Work to do:
Copy the lines below verbatim, from the one containing "bar-value-label: 1,4 mill. [549, 320, 566, 372]" down to the one containing "y-tick-label: 3.500.000 [18, 73, 103, 94]", including both.

[Layout coordinate data]
------------------------------------------------------------------------

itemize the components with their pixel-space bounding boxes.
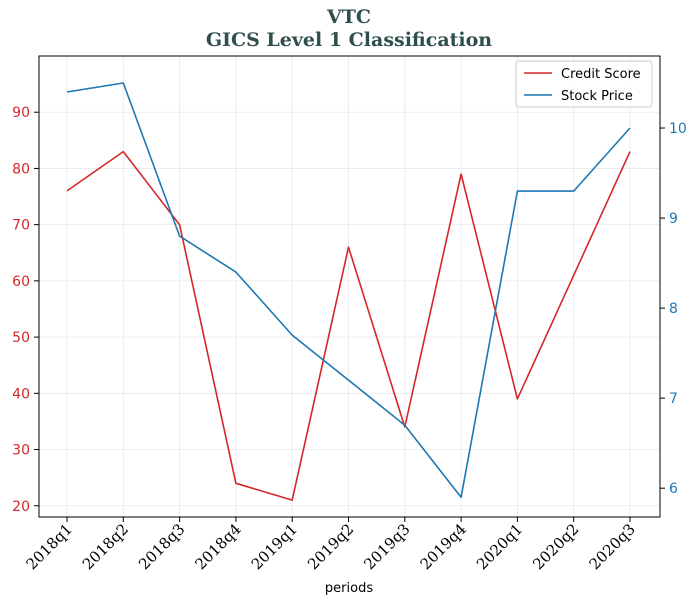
left-tick-label: 30 xyxy=(12,443,30,459)
legend-label-stock-price: Stock Price xyxy=(561,89,633,104)
left-tick-label: 90 xyxy=(12,105,30,121)
x-tick-label: 2019q2 xyxy=(304,520,357,573)
series-lines xyxy=(66,82,631,501)
chart-subtitle: GICS Level 1 Classification xyxy=(206,29,492,51)
x-axis: 2018q1 2018q2 2018q3 2018q4 2019q1 2019q2 2019… xyxy=(23,517,639,573)
grid xyxy=(39,56,660,517)
legend-label-credit-score: Credit Score xyxy=(561,67,641,82)
right-tick-label: 6 xyxy=(669,481,678,497)
left-axis: 20 30 40 50 60 70 80 90 xyxy=(12,105,39,515)
x-tick-label: 2020q3 xyxy=(586,520,639,573)
left-tick-label: 60 xyxy=(12,274,30,290)
x-tick-label: 2020q1 xyxy=(473,520,526,573)
x-axis-label: periods xyxy=(325,581,373,596)
right-tick-label: 7 xyxy=(669,391,678,407)
x-tick-label: 2018q3 xyxy=(135,520,188,573)
x-tick-label: 2019q3 xyxy=(360,520,413,573)
legend: Credit Score Stock Price xyxy=(515,60,653,108)
right-tick-label: 8 xyxy=(669,301,678,317)
x-tick-label: 2018q4 xyxy=(191,520,244,573)
right-axis: 6 7 8 9 10 xyxy=(660,121,687,497)
right-tick-label: 10 xyxy=(669,121,687,137)
left-tick-label: 50 xyxy=(12,330,30,346)
x-tick-label: 2019q4 xyxy=(417,520,470,573)
series-line-credit-score xyxy=(66,150,631,501)
x-tick-label: 2018q2 xyxy=(79,520,132,573)
series-line-stock-price xyxy=(66,82,631,499)
left-tick-label: 80 xyxy=(12,161,30,177)
left-tick-label: 40 xyxy=(12,386,30,402)
x-tick-label: 2020q2 xyxy=(529,520,582,573)
chart-title: VTC xyxy=(326,6,371,28)
left-tick-label: 70 xyxy=(12,218,30,234)
plot-frame xyxy=(38,55,661,518)
left-tick-label: 20 xyxy=(12,499,30,515)
x-tick-label: 2018q1 xyxy=(23,520,76,573)
x-tick-label: 2019q1 xyxy=(248,520,301,573)
right-tick-label: 9 xyxy=(669,211,678,227)
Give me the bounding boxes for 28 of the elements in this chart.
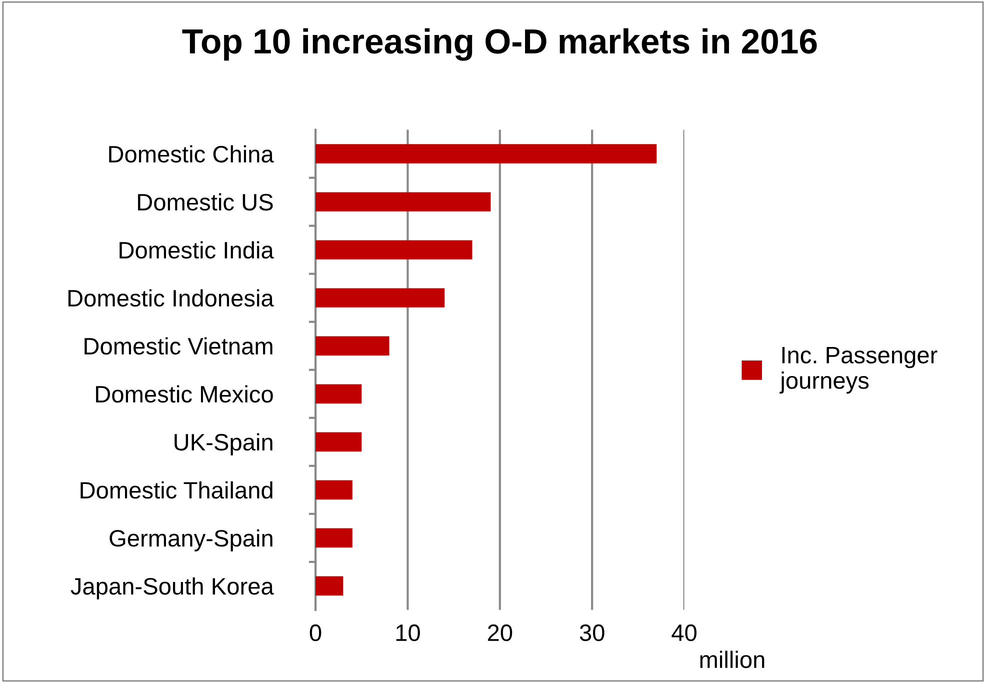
x-tick-label: 10	[396, 624, 420, 642]
bar	[316, 144, 657, 164]
y-tick-label: Japan-South Korea	[70, 577, 274, 600]
bar	[316, 240, 472, 260]
bar	[316, 192, 491, 212]
y-tick-label: Domestic US	[138, 193, 273, 211]
bar	[316, 288, 445, 308]
y-tick-label: Domestic Mexico	[96, 385, 273, 403]
x-tick-label: 20	[488, 624, 512, 642]
y-tick-label: Domestic Thailand	[80, 481, 272, 499]
x-tick-label: 40	[672, 624, 696, 642]
bar	[316, 432, 362, 452]
legend-label: Inc. Passenger journeys	[780, 346, 938, 394]
chart-title: Top 10 increasing O-D markets in 2016	[182, 28, 817, 61]
y-tick-label: Domestic Indonesia	[68, 289, 274, 307]
x-axis-title: million	[700, 650, 764, 668]
y-tick-label: UK-Spain	[174, 433, 272, 456]
bar	[316, 576, 344, 596]
bar	[316, 528, 352, 548]
y-tick-label: Domestic China	[109, 145, 274, 163]
bar	[316, 384, 362, 404]
bar	[316, 480, 352, 500]
bar	[316, 336, 390, 356]
y-tick-label: Germany-Spain	[110, 529, 272, 552]
x-tick-label: 0	[310, 624, 322, 642]
y-tick-label: Domestic India	[120, 241, 274, 259]
y-tick-label: Domestic Vietnam	[84, 337, 272, 355]
x-tick-label: 30	[580, 624, 604, 642]
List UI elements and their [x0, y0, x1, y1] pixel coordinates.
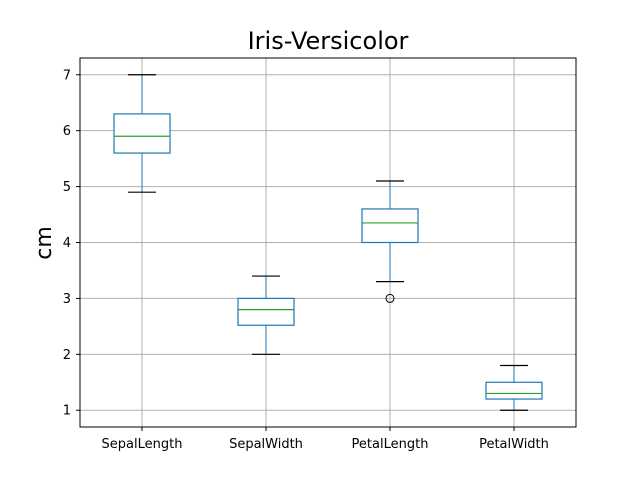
axis-layer: 1 2 3 4 5 6 7 SepalLength SepalWidth PetalLength P… [63, 68, 549, 452]
iqr-box [485, 381, 543, 400]
y-tick-label: 7 [63, 68, 71, 83]
y-tick-label: 4 [63, 236, 71, 251]
y-tick-label: 2 [63, 348, 71, 363]
y-tick-label: 1 [63, 404, 71, 419]
plot-layer [113, 74, 543, 411]
box-group-SepalLength [113, 74, 171, 193]
box-group-PetalLength [361, 180, 419, 303]
y-axis-label: cm [32, 226, 57, 260]
chart-title: Iris-Versicolor [248, 27, 409, 55]
y-tick-label: 6 [63, 124, 71, 139]
box-group-SepalWidth [237, 275, 295, 355]
iqr-box [113, 113, 171, 154]
iqr-box [361, 208, 419, 244]
x-tick-label: PetalWidth [479, 437, 549, 452]
iqr-box [237, 297, 295, 326]
x-tick-label: SepalWidth [229, 437, 303, 452]
x-tick-label: PetalLength [352, 437, 429, 452]
box-group-PetalWidth [485, 364, 543, 411]
y-tick-label: 3 [63, 292, 71, 307]
y-tick-label: 5 [63, 180, 71, 195]
outlier-point [385, 293, 395, 303]
x-tick-label: SepalLength [102, 437, 183, 452]
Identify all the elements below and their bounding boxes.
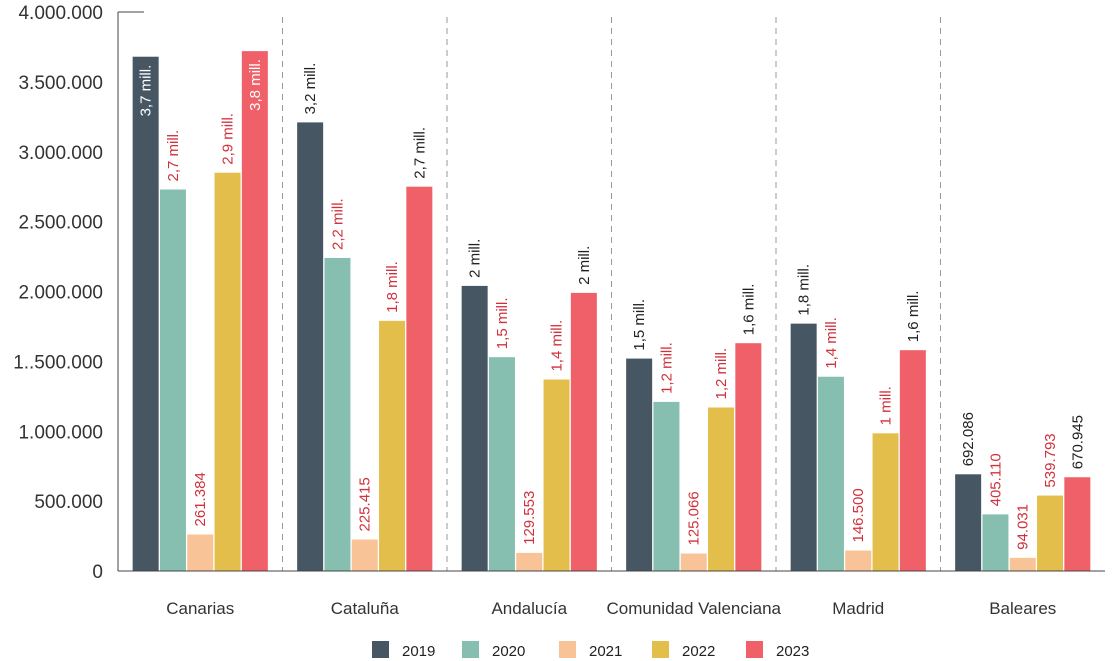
bar-value-label: 1,4 mill. [549, 320, 566, 372]
legend-swatch-2020 [462, 641, 479, 658]
bar-value-label: 94.031 [1015, 504, 1032, 550]
bar-value-label: 1,2 mill. [713, 348, 730, 400]
bar-value-label: 261.384 [192, 472, 209, 526]
bar-2023-0 [241, 51, 268, 571]
bar-2021-5 [1009, 557, 1036, 571]
bar-value-label: 1,6 mill. [905, 291, 922, 343]
bar-2020-0 [159, 189, 186, 572]
y-tick-label: 500.000 [34, 492, 103, 513]
bar-value-label: 2,9 mill. [220, 113, 237, 165]
bar-value-label: 405.110 [987, 453, 1004, 506]
bar-2020-3 [653, 401, 680, 571]
bar-2021-1 [351, 539, 378, 571]
bar-value-label: 1,4 mill. [823, 317, 840, 369]
bar-2020-2 [488, 357, 515, 571]
bar-value-label: 2 mill. [467, 239, 484, 278]
legend-swatch-2019 [372, 641, 389, 658]
bar-2021-2 [516, 552, 543, 571]
legend-swatch-2021 [559, 641, 576, 658]
y-tick-label: 2.000.000 [18, 283, 103, 304]
category-separators [282, 17, 941, 571]
bar-value-label: 3,2 mill. [302, 63, 319, 115]
category-label: Baleares [989, 599, 1056, 618]
bar-2023-3 [735, 343, 762, 571]
bar-value-label: 1 mill. [878, 386, 895, 425]
bar-value-label: 2 mill. [576, 246, 593, 285]
category-label: Madrid [832, 599, 884, 618]
category-label: Cataluña [331, 599, 400, 618]
legend: 2019 2020 2021 2022 2023 [372, 641, 809, 660]
y-tick-label: 3.500.000 [18, 73, 103, 94]
category-label: Comunidad Valenciana [606, 599, 781, 618]
y-tick-label: 2.500.000 [18, 213, 103, 234]
bar-value-label: 539.793 [1042, 433, 1059, 487]
bar-value-label: 692.086 [960, 412, 977, 466]
bar-2022-4 [872, 433, 899, 571]
bar-2022-0 [214, 172, 241, 571]
bar-value-label: 3,7 mill. [138, 65, 155, 117]
bar-value-label: 3,8 mill. [247, 59, 264, 111]
bar-2020-1 [324, 257, 351, 571]
bar-value-label: 1,8 mill. [796, 264, 813, 316]
bar-2022-2 [543, 379, 570, 571]
bar-value-label: 125.066 [686, 491, 703, 545]
category-label: Canarias [166, 599, 234, 618]
bar-2023-1 [406, 186, 433, 571]
bar-2019-2 [461, 285, 488, 571]
bar-value-label: 1,6 mill. [740, 284, 757, 336]
bar-value-label: 2,2 mill. [329, 198, 346, 250]
bar-2021-0 [187, 534, 214, 571]
bar-2019-4 [790, 323, 817, 571]
bar-2022-3 [708, 407, 735, 571]
bar-value-label: 1,8 mill. [384, 261, 401, 313]
bar-2021-3 [680, 553, 707, 571]
legend-label: 2021 [589, 643, 622, 660]
legend-swatch-2023 [746, 641, 763, 658]
bars [132, 51, 1091, 572]
bar-value-label: 129.553 [521, 491, 538, 545]
bar-2023-5 [1064, 477, 1091, 571]
legend-label: 2022 [682, 643, 715, 660]
bar-2022-1 [379, 320, 406, 571]
y-axis: 0 500.000 1.000.000 1..500.000 2.000.000 2.50… [13, 3, 144, 583]
x-axis: Canarias Cataluña Andalucía Comunidad Valen… [118, 570, 1105, 618]
y-tick-label: 1.000.000 [18, 422, 103, 443]
legend-swatch-2022 [652, 641, 669, 658]
y-tick-label: 3.000.000 [18, 143, 103, 164]
bar-value-label: 670.945 [1069, 415, 1086, 469]
bar-value-label: 1,5 mill. [494, 297, 511, 349]
bar-labels: 3,7 mill. 3,2 mill. 2 mill. 1,5 mill. 1,8 mi… [138, 59, 1087, 550]
bar-value-label: 1,5 mill. [631, 299, 648, 351]
legend-label: 2020 [492, 643, 525, 660]
bar-2020-5 [982, 514, 1009, 571]
bar-2022-5 [1037, 495, 1064, 571]
bar-2019-5 [955, 474, 982, 571]
bar-2023-2 [570, 292, 597, 571]
y-tick-label: 0 [92, 562, 103, 583]
bar-value-label: 146.500 [850, 488, 867, 542]
bar-2019-0 [132, 56, 159, 572]
bar-2020-4 [817, 376, 844, 571]
legend-label: 2023 [776, 643, 809, 660]
bar-2023-4 [899, 350, 926, 571]
y-tick-label: 4.000.000 [18, 3, 103, 24]
y-tick-label: 1..500.000 [13, 352, 103, 373]
bar-2019-3 [626, 358, 653, 571]
bar-value-label: 2,7 mill. [165, 130, 182, 182]
bar-value-label: 1,2 mill. [658, 342, 675, 394]
bar-value-label: 225.415 [357, 477, 374, 531]
bar-value-label: 2,7 mill. [411, 127, 428, 179]
bar-2019-1 [297, 122, 324, 571]
legend-label: 2019 [402, 643, 435, 660]
bar-2021-4 [845, 550, 872, 571]
category-label: Andalucía [491, 599, 567, 618]
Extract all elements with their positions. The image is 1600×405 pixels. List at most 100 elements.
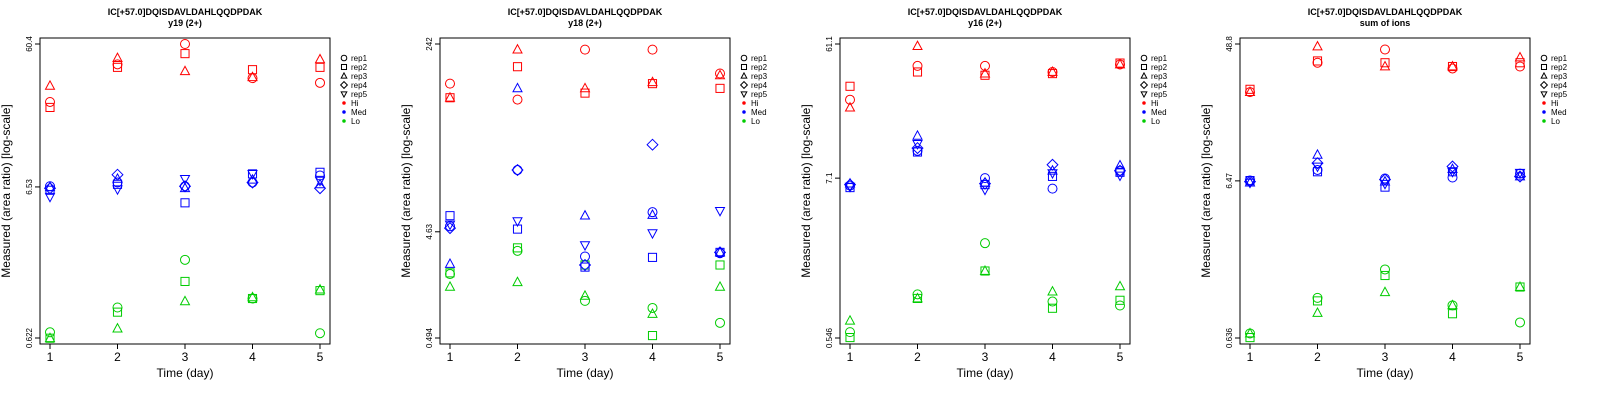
legend-marker-med <box>1142 110 1146 114</box>
legend-label: rep5 <box>351 90 368 99</box>
legend-marker-rep5 <box>340 91 348 99</box>
legend-marker-rep3 <box>1540 71 1548 79</box>
y-tick-label: 0.494 <box>425 327 434 348</box>
x-tick-label: 1 <box>847 350 854 364</box>
x-tick-label: 3 <box>182 350 189 364</box>
data-point-rep2-hi <box>1312 56 1323 66</box>
data-point-rep3-lo <box>444 280 456 291</box>
data-point-rep5-med <box>579 241 591 252</box>
legend-label: rep3 <box>1151 72 1168 81</box>
y-tick-label: 6.47 <box>1225 173 1234 189</box>
data-point-rep5-med <box>844 182 856 193</box>
legend-label: rep3 <box>751 72 768 81</box>
data-point-rep3-med <box>512 82 523 93</box>
legend-marker-rep3 <box>1140 71 1148 79</box>
data-point-rep5-med <box>647 229 658 240</box>
data-point-rep1-lo <box>112 302 123 313</box>
data-point-rep1-med <box>1447 172 1458 183</box>
data-point-rep1-med <box>512 165 523 176</box>
y-tick-label: 6.53 <box>25 179 34 195</box>
data-point-rep1-hi <box>1447 63 1458 74</box>
data-point-rep2-hi <box>845 81 855 91</box>
chart-title: IC[+57.0]DQISDAVLDAHLQQDPDAK <box>1308 7 1463 17</box>
x-tick-label: 5 <box>717 350 724 364</box>
legend-marker-hi <box>1142 101 1146 105</box>
data-point-rep3-hi <box>1312 40 1323 51</box>
data-point-rep5-med <box>512 217 523 228</box>
legend-marker-rep2 <box>740 63 748 71</box>
data-point-rep4-med <box>1378 173 1392 186</box>
data-point-rep4-med <box>978 177 992 190</box>
data-point-rep2-hi <box>315 62 325 72</box>
data-point-rep4-med <box>1113 164 1127 177</box>
x-axis-label: Time (day) <box>957 366 1014 380</box>
legend-marker-rep2 <box>1540 63 1548 71</box>
data-point-rep2-med <box>445 211 455 221</box>
y-axis-label: Measured (area ratio) [log-scale] <box>0 104 13 277</box>
data-point-rep2-lo <box>315 286 325 296</box>
data-point-rep1-lo <box>580 295 590 306</box>
data-point-rep2-hi <box>112 62 123 72</box>
data-point-rep2-med <box>1047 171 1058 181</box>
legend-label: Med <box>1551 108 1567 117</box>
legend-label: Med <box>351 108 367 117</box>
data-point-rep2-med <box>1380 182 1390 192</box>
legend-label: rep1 <box>1551 54 1568 63</box>
data-point-rep1-hi <box>180 39 190 49</box>
legend-label: Hi <box>751 99 759 108</box>
x-tick-label: 4 <box>649 350 656 364</box>
chart-title: IC[+57.0]DQISDAVLDAHLQQDPDAK <box>508 7 663 17</box>
legend-label: rep5 <box>1551 90 1568 99</box>
legend-marker-rep2 <box>340 63 348 71</box>
x-tick-label: 3 <box>1382 350 1389 364</box>
legend-marker-rep3 <box>740 71 748 79</box>
legend-marker-rep4 <box>739 80 749 90</box>
data-point-rep1-med <box>445 221 455 232</box>
data-point-rep5-med <box>1379 179 1391 190</box>
data-point-rep2-hi <box>45 102 55 112</box>
data-point-rep5-med <box>1514 168 1526 179</box>
x-tick-label: 3 <box>582 350 589 364</box>
data-point-rep1-med <box>647 207 658 218</box>
data-point-rep3-med <box>314 178 326 189</box>
data-point-rep1-med <box>180 181 190 192</box>
data-point-rep1-lo <box>1380 264 1390 275</box>
data-point-rep1-hi <box>315 77 325 88</box>
data-point-rep1-med <box>980 173 990 184</box>
data-point-rep4-med <box>178 180 192 193</box>
data-point-rep4-med <box>511 163 524 177</box>
data-point-rep3-hi <box>247 71 258 82</box>
data-point-rep3-med <box>1514 170 1526 181</box>
data-point-rep2-med <box>1312 167 1323 177</box>
data-point-rep2-hi <box>912 67 923 77</box>
data-point-rep2-hi <box>715 83 725 93</box>
data-point-rep1-lo <box>647 302 658 313</box>
data-point-rep3-hi <box>179 65 191 76</box>
data-point-rep1-lo <box>1515 317 1525 328</box>
data-point-rep3-hi <box>647 76 658 87</box>
y-tick-label: 242 <box>425 37 434 51</box>
legend-label: Lo <box>1151 117 1160 126</box>
data-point-rep3-hi <box>1047 65 1058 76</box>
legend-label: rep1 <box>751 54 768 63</box>
data-point-rep2-lo <box>715 260 725 270</box>
data-point-rep2-hi <box>580 88 590 98</box>
plot-frame <box>839 37 1131 345</box>
data-point-rep3-lo <box>1514 281 1526 291</box>
data-point-rep3-lo <box>44 332 56 343</box>
data-point-rep3-lo <box>179 295 191 306</box>
data-point-rep5-med <box>1114 171 1126 182</box>
data-point-rep1-hi <box>845 94 855 105</box>
data-point-rep4-med <box>246 176 259 189</box>
data-point-rep5-med <box>979 185 991 196</box>
data-point-rep1-hi <box>1380 44 1390 55</box>
data-point-rep3-hi <box>512 43 523 54</box>
y-tick-label: 60.4 <box>25 36 34 52</box>
data-point-rep5-med <box>314 176 326 187</box>
x-tick-label: 5 <box>1117 350 1124 364</box>
y-tick-label: 0.546 <box>825 327 834 348</box>
legend-marker-rep3 <box>340 71 348 79</box>
data-point-rep3-med <box>714 246 726 257</box>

------------------------------------------------------------------------

Worked solution:
bar-value-label: 1,4 mill. [549, 320, 566, 372]
legend-swatch-2020 [462, 641, 479, 658]
bar-value-label: 94.031 [1015, 504, 1032, 550]
bar-value-label: 1,2 mill. [713, 348, 730, 400]
bar-value-label: 261.384 [192, 472, 209, 526]
bar-2023-0 [241, 51, 268, 571]
bar-2021-5 [1009, 557, 1036, 571]
bar-value-label: 1,6 mill. [905, 291, 922, 343]
bar-2020-0 [159, 189, 186, 572]
y-tick-label: 500.000 [34, 492, 103, 513]
bar-value-label: 2,9 mill. [220, 113, 237, 165]
bar-value-label: 405.110 [987, 453, 1004, 506]
bar-2020-3 [653, 401, 680, 571]
bar-2021-1 [351, 539, 378, 571]
bar-value-label: 1,4 mill. [823, 317, 840, 369]
bar-2020-2 [488, 357, 515, 571]
bar-value-label: 2 mill. [467, 239, 484, 278]
legend-swatch-2019 [372, 641, 389, 658]
bar-2021-2 [516, 552, 543, 571]
legend-swatch-2021 [559, 641, 576, 658]
y-tick-label: 2.000.000 [18, 283, 103, 304]
category-separators [282, 17, 941, 571]
bar-value-label: 3,2 mill. [302, 63, 319, 115]
category-label: Baleares [989, 599, 1056, 618]
bar-2023-3 [735, 343, 762, 571]
bar-value-label: 1 mill. [878, 386, 895, 425]
bar-value-label: 2 mill. [576, 246, 593, 285]
category-label: Madrid [832, 599, 884, 618]
category-label: Cataluña [331, 599, 400, 618]
legend: 2019 2020 2021 2022 2023 [372, 641, 809, 660]
y-tick-label: 3.500.000 [18, 73, 103, 94]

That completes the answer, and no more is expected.